---------- GIVEN INFORMATION
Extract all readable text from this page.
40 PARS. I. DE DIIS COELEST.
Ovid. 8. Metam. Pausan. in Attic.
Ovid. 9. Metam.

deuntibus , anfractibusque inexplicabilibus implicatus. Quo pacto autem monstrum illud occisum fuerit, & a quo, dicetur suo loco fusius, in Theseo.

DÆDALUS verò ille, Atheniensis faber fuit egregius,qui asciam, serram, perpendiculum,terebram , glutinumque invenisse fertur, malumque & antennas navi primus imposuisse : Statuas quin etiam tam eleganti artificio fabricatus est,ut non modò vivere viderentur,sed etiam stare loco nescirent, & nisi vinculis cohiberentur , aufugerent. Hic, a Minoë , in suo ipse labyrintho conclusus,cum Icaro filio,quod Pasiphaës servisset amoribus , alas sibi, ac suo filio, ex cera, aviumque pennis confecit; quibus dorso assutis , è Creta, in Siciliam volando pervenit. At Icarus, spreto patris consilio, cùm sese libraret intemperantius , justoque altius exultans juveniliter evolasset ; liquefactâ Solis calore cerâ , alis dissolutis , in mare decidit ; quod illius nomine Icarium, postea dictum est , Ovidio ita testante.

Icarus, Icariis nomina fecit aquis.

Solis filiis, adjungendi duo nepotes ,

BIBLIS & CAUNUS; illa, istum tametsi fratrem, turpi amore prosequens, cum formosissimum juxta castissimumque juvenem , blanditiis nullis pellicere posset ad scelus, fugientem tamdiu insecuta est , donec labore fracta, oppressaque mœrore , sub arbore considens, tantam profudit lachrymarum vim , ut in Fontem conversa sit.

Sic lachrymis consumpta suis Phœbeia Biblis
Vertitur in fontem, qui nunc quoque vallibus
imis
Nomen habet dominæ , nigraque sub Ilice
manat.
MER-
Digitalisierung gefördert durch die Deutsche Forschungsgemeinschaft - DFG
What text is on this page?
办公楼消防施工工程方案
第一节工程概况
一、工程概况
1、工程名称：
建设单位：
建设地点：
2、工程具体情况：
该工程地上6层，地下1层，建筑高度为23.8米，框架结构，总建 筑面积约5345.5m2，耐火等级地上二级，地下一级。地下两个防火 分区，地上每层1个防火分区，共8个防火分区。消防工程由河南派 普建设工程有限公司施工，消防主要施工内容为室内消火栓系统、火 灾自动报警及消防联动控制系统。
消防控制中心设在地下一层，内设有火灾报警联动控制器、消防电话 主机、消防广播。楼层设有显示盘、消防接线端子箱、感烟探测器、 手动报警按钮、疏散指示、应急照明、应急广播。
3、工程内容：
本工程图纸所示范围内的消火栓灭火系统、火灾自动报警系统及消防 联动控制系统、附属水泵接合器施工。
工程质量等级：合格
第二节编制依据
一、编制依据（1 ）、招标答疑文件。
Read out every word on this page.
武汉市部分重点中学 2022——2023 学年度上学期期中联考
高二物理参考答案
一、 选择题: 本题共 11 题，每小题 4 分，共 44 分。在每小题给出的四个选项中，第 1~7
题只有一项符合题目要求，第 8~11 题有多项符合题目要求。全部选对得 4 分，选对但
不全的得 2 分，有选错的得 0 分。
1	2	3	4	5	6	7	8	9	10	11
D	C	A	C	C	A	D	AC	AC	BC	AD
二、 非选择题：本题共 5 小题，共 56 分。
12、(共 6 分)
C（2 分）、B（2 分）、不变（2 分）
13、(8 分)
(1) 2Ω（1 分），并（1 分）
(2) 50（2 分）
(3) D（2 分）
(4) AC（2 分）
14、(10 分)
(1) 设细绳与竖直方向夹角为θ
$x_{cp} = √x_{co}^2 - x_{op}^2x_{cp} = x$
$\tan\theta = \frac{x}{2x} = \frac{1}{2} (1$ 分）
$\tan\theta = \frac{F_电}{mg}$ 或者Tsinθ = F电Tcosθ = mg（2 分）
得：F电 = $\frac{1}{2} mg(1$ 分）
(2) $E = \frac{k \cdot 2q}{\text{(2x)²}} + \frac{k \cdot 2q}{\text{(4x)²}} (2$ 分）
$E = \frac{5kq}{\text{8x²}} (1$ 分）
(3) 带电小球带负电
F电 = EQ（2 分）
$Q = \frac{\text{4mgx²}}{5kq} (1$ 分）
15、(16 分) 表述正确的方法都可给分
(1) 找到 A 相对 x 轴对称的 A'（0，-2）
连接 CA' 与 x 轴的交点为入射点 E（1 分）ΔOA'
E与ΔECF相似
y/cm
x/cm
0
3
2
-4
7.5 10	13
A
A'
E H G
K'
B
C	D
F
--------------------
§ **EXERCISE OBJECTIVE**
Print the records above in full, exactly.

§ **ANSWER TO THIS EXERCISE**
Extract all readable text from this page.
40 PARS. I. DE DIIS COELEST.
Ovid. 8. Metam. Pausan. in Attic.
Ovid. 9. Metam.

deuntibus , anfractibusque inexplicabilibus implicatus. Quo pacto autem monstrum illud occisum fuerit, & a quo, dicetur suo loco fusius, in Theseo.

DÆDALUS verò ille, Atheniensis faber fuit egregius,qui asciam, serram, perpendiculum,terebram , glutinumque invenisse fertur, malumque & antennas navi primus imposuisse : Statuas quin etiam tam eleganti artificio fabricatus est,ut non modò vivere viderentur,sed etiam stare loco nescirent, & nisi vinculis cohiberentur , aufugerent. Hic, a Minoë , in suo ipse labyrintho conclusus,cum Icaro filio,quod Pasiphaës servisset amoribus , alas sibi, ac suo filio, ex cera, aviumque pennis confecit; quibus dorso assutis , è Creta, in Siciliam volando pervenit. At Icarus, spreto patris consilio, cùm sese libraret intemperantius , justoque altius exultans juveniliter evolasset ; liquefactâ Solis calore cerâ , alis dissolutis , in mare decidit ; quod illius nomine Icarium, postea dictum est , Ovidio ita testante.

Icarus, Icariis nomina fecit aquis.

Solis filiis, adjungendi duo nepotes ,

BIBLIS & CAUNUS; illa, istum tametsi fratrem, turpi amore prosequens, cum formosissimum juxta castissimumque juvenem , blanditiis nullis pellicere posset ad scelus, fugientem tamdiu insecuta est , donec labore fracta, oppressaque mœrore , sub arbore considens, tantam profudit lachrymarum vim , ut in Fontem conversa sit.

Sic lachrymis consumpta suis Phœbeia Biblis
Vertitur in fontem, qui nunc quoque vallibus
imis
Nomen habet dominæ , nigraque sub Ilice
manat.
MER-
Digitalisierung gefördert durch die Deutsche Forschungsgemeinschaft - DFG
What text is on this page?
办公楼消防施工工程方案
第一节工程概况
一、工程概况
1、工程名称：
建设单位：
建设地点：
2、工程具体情况：
该工程地上6层，地下1层，建筑高度为23.8米，框架结构，总建 筑面积约5345.5m2，耐火等级地上二级，地下一级。地下两个防火 分区，地上每层1个防火分区，共8个防火分区。消防工程由河南派 普建设工程有限公司施工，消防主要施工内容为室内消火栓系统、火 灾自动报警及消防联动控制系统。
消防控制中心设在地下一层，内设有火灾报警联动控制器、消防电话 主机、消防广播。楼层设有显示盘、消防接线端子箱、感烟探测器、 手动报警按钮、疏散指示、应急照明、应急广播。
3、工程内容：
本工程图纸所示范围内的消火栓灭火系统、火灾自动报警系统及消防 联动控制系统、附属水泵接合器施工。
工程质量等级：合格
第二节编制依据
一、编制依据（1 ）、招标答疑文件。
Read out every word on this page.
武汉市部分重点中学 2022——2023 学年度上学期期中联考
高二物理参考答案
一、 选择题: 本题共 11 题，每小题 4 分，共 44 分。在每小题给出的四个选项中，第 1~7
题只有一项符合题目要求，第 8~11 题有多项符合题目要求。全部选对得 4 分，选对但
不全的得 2 分，有选错的得 0 分。
1	2	3	4	5	6	7	8	9	10	11
D	C	A	C	C	A	D	AC	AC	BC	AD
二、 非选择题：本题共 5 小题，共 56 分。
12、(共 6 分)
C（2 分）、B（2 分）、不变（2 分）
13、(8 分)
(1) 2Ω（1 分），并（1 分）
(2) 50（2 分）
(3) D（2 分）
(4) AC（2 分）
14、(10 分)
(1) 设细绳与竖直方向夹角为θ
$x_{cp} = √x_{co}^2 - x_{op}^2x_{cp} = x$
$\tan\theta = \frac{x}{2x} = \frac{1}{2} (1$ 分）
$\tan\theta = \frac{F_电}{mg}$ 或者Tsinθ = F电Tcosθ = mg（2 分）
得：F电 = $\frac{1}{2} mg(1$ 分）
(2) $E = \frac{k \cdot 2q}{\text{(2x)²}} + \frac{k \cdot 2q}{\text{(4x)²}} (2$ 分）
$E = \frac{5kq}{\text{8x²}} (1$ 分）
(3) 带电小球带负电
F电 = EQ（2 分）
$Q = \frac{\text{4mgx²}}{5kq} (1$ 分）
15、(16 分) 表述正确的方法都可给分
(1) 找到 A 相对 x 轴对称的 A'（0，-2）
连接 CA' 与 x 轴的交点为入射点 E（1 分）ΔOA'
E与ΔECF相似
y/cm
x/cm
0
3
2
-4
7.5 10	13
A
A'
E H G
K'
B
C	D
F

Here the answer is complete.